Problem details:
Give the entries again exactly, every one of them.

* BEGIN Materials provided *

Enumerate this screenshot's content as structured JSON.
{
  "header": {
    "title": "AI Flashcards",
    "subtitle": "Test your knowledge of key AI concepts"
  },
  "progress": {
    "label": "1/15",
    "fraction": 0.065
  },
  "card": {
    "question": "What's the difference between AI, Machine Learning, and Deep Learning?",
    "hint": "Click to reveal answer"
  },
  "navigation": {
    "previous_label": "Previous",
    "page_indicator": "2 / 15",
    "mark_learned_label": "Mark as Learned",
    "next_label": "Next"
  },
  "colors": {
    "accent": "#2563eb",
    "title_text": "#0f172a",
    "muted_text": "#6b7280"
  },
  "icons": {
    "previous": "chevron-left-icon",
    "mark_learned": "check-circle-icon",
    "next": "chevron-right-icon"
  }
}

* END Materials provided *

Written answer:
Enumerate this screenshot's content as structured JSON.
{
  "header": {
    "title": "AI Flashcards",
    "subtitle": "Test your knowledge of key AI concepts"
  },
  "progress": {
    "label": "1/15",
    "fraction": 0.065
  },
  "card": {
    "question": "What's the difference between AI, Machine Learning, and Deep Learning?",
    "hint": "Click to reveal answer"
  },
  "navigation": {
    "previous_label": "Previous",
    "page_indicator": "2 / 15",
    "mark_learned_label": "Mark as Learned",
    "next_label": "Next"
  },
  "colors": {
    "accent": "#2563eb",
    "title_text": "#0f172a",
    "muted_text": "#6b7280"
  },
  "icons": {
    "previous": "chevron-left-icon",
    "mark_learned": "check-circle-icon",
    "next": "chevron-right-icon"
  }
}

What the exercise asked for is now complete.